## EXERCISE TASK:
Check each line of the listing below for the string "detección", and copy the ones that have it.

— begin INFORMATION GIVEN —

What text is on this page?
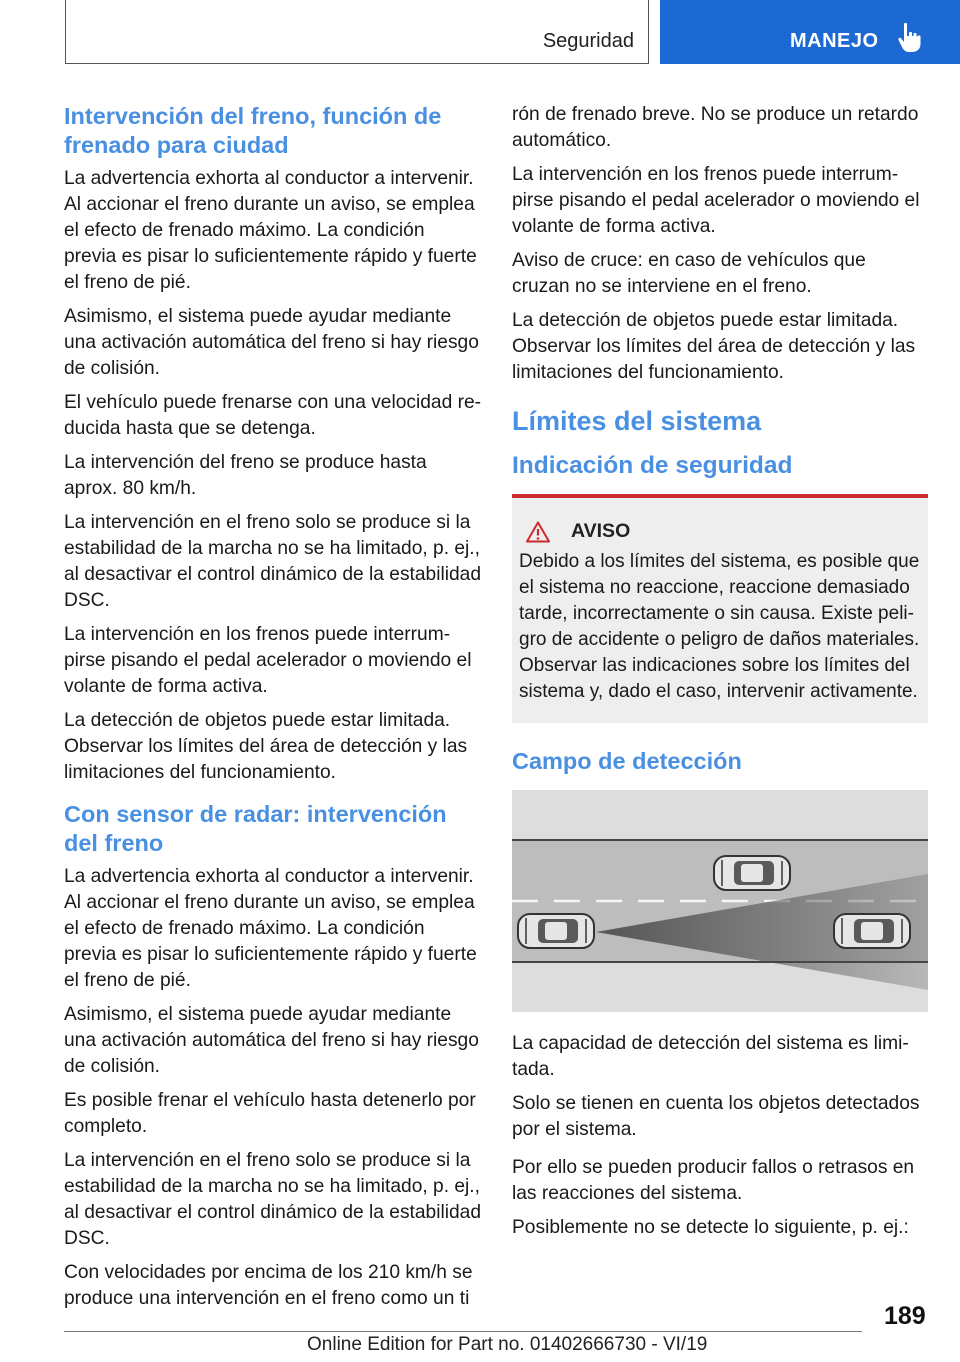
Seguridad	MANEJO
Intervención del freno, función de frenado para ciudad

La advertencia exhorta al conductor a intervenir. Al accionar el freno durante un aviso, se emplea el efecto de frenado máximo. La condición previa es pisar lo suficientemente rápido y fuerte el freno de pié.

Asimismo, el sistema puede ayudar mediante una activación automática del freno si hay riesgo de colisión.

El vehículo puede frenarse con una velocidad reducida hasta que se detenga.

La intervención del freno se produce hasta aprox. 80 km/h.

La intervención en el freno solo se produce si la estabilidad de la marcha no se ha limitado, p. ej., al desactivar el control dinámico de la estabilidad DSC.

La intervención en los frenos puede interrumpirse pisando el pedal acelerador o moviendo el volante de forma activa.

La detección de objetos puede estar limitada. Observar los límites del área de detección y las limitaciones del funcionamiento.

Con sensor de radar: intervención del freno

La advertencia exhorta al conductor a intervenir. Al accionar el freno durante un aviso, se emplea el efecto de frenado máximo. La condición previa es pisar lo suficientemente rápido y fuerte el freno de pié.

Asimismo, el sistema puede ayudar mediante una activación automática del freno si hay riesgo de colisión.

Es posible frenar el vehículo hasta detenerlo por completo.

La intervención en el freno solo se produce si la estabilidad de la marcha no se ha limitado, p. ej., al desactivar el control dinámico de la estabilidad DSC.

Con velocidades por encima de los 210 km/h se produce una intervención en el freno como un ti

rón de frenado breve. No se produce un retardo automático.

La intervención en los frenos puede interrumpirse pisando el pedal acelerador o moviendo el volante de forma activa.

Aviso de cruce: en caso de vehículos que cruzan no se interviene en el freno.

La detección de objetos puede estar limitada. Observar los límites del área de detección y las limitaciones del funcionamiento.

Límites del sistema
Indicación de seguridad
AVISO

Debido a los límites del sistema, es posible que el sistema no reaccione, reaccione demasiado tarde, incorrectamente o sin causa. Existe peligro de accidente o peligro de daños materiales. Observar las indicaciones sobre los límites del sistema y, dado el caso, intervenir activamente.

Campo de detección

La capacidad de detección del sistema es limitada.

Solo se tienen en cuenta los objetos detectados por el sistema.

Por ello se pueden producir fallos o retrasos en las reacciones del sistema.

Posiblemente no se detecte lo siguiente, p. ej.:

189
Online Edition for Part no. 01402666730 - VI/19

— end INFORMATION GIVEN —

## SOLUTION:
La detección de objetos puede estar limitada. Observar los límites del área de detección y las limitaciones del funcionamiento.
La detección de objetos puede estar limitada. Observar los límites del área de detección y las limitaciones del funcionamiento.
Campo de detección
La capacidad de detección del sistema es limitada.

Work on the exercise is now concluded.